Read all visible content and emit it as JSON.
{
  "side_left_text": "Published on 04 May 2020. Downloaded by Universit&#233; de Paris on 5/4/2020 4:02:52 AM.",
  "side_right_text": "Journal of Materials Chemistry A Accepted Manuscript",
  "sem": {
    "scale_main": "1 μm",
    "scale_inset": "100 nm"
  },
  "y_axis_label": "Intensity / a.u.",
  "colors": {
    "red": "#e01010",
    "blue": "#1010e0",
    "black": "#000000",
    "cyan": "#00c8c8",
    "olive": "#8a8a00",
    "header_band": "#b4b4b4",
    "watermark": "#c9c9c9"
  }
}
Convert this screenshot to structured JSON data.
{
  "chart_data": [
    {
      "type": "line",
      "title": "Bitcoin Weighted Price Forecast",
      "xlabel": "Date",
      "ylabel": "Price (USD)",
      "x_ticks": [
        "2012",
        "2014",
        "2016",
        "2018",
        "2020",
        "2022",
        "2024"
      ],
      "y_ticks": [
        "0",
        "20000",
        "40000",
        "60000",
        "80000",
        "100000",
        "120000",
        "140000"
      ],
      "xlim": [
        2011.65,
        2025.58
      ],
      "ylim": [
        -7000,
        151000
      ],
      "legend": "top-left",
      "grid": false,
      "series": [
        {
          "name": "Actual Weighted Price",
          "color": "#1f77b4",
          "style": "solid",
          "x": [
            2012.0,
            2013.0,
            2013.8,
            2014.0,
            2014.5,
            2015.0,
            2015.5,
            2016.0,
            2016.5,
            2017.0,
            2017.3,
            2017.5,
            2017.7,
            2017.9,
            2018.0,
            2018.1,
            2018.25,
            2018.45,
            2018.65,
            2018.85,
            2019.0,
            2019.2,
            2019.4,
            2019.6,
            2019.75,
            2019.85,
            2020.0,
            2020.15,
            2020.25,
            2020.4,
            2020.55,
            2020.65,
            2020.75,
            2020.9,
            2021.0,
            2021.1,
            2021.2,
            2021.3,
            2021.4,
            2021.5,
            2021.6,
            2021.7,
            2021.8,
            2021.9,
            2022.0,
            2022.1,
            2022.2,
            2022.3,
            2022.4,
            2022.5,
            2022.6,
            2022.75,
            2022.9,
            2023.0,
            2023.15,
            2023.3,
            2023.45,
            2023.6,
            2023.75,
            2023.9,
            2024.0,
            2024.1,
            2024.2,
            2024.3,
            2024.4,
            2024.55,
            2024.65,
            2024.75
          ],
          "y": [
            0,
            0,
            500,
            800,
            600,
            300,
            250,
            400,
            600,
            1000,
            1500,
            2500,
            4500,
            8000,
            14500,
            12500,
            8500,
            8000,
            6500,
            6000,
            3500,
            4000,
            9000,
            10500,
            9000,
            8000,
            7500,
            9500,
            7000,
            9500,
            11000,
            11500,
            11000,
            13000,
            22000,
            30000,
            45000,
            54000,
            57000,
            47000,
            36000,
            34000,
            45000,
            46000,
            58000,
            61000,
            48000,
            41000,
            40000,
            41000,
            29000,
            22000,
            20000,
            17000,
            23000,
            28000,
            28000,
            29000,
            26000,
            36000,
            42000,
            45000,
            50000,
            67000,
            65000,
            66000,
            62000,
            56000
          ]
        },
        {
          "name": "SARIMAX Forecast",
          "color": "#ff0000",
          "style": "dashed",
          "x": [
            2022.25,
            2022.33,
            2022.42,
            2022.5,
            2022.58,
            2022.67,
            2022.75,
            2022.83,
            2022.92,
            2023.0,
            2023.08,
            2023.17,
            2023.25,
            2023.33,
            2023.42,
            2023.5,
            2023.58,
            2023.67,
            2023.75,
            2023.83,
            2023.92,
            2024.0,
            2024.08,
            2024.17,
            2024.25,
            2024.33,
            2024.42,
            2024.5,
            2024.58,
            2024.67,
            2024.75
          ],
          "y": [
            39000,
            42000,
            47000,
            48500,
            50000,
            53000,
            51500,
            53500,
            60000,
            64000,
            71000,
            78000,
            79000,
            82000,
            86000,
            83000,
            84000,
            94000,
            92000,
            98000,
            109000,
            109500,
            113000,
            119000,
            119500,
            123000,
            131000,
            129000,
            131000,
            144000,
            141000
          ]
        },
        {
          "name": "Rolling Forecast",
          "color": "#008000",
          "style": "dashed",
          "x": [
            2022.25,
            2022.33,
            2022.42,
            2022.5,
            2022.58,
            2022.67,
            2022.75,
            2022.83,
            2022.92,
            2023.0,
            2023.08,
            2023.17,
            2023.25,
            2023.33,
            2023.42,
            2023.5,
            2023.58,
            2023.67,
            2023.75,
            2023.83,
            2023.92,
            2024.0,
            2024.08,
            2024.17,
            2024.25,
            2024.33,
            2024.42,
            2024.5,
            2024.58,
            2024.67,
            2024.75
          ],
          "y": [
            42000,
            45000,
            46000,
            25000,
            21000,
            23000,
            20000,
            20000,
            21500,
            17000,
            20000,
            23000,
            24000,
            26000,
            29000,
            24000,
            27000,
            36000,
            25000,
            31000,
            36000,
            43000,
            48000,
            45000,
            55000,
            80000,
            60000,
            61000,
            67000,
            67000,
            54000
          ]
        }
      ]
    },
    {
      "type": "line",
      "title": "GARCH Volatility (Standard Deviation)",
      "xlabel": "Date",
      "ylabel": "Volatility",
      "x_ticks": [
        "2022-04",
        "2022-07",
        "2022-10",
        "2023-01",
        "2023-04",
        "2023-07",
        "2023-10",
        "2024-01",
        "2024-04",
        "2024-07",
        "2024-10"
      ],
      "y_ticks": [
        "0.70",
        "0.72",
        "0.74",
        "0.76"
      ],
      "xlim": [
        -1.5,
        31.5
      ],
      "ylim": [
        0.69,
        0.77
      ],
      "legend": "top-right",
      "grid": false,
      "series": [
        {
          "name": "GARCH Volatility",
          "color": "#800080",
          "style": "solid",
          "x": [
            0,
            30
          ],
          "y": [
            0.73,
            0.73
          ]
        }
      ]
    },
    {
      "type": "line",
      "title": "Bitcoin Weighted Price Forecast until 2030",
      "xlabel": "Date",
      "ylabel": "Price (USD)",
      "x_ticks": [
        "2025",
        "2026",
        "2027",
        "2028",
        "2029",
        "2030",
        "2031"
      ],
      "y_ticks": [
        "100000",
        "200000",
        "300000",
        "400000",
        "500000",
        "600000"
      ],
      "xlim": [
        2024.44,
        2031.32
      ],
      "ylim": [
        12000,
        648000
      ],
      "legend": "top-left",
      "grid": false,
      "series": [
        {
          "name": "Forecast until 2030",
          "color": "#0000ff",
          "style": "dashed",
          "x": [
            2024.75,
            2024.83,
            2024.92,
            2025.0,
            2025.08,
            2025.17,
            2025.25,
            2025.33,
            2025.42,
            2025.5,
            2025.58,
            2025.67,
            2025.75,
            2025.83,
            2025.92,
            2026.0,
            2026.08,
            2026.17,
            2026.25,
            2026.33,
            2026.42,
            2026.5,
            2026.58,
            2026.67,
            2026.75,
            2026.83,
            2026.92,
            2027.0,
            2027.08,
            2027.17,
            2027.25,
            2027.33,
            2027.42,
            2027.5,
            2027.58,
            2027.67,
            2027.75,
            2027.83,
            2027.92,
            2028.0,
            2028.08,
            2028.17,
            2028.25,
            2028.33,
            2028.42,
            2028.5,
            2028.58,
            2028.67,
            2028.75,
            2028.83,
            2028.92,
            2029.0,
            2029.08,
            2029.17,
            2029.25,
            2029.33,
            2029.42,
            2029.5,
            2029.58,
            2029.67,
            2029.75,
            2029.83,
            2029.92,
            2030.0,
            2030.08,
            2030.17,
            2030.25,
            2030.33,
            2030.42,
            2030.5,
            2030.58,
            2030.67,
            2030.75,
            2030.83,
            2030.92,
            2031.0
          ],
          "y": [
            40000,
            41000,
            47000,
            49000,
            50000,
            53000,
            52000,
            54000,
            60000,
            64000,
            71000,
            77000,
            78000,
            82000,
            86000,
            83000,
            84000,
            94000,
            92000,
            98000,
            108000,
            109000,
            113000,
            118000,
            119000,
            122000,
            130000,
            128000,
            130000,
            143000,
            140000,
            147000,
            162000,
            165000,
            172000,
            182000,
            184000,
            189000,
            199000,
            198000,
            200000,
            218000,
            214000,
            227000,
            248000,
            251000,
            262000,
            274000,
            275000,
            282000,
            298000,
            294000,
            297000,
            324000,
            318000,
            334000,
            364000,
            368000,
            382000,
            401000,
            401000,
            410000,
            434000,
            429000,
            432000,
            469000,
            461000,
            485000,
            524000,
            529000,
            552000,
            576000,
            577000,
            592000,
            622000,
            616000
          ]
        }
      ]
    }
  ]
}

** GIVEN INSTRUCTION **
Write only the number of lines in the records that include the word "GARCH".

** EXERCISE RESULT **
2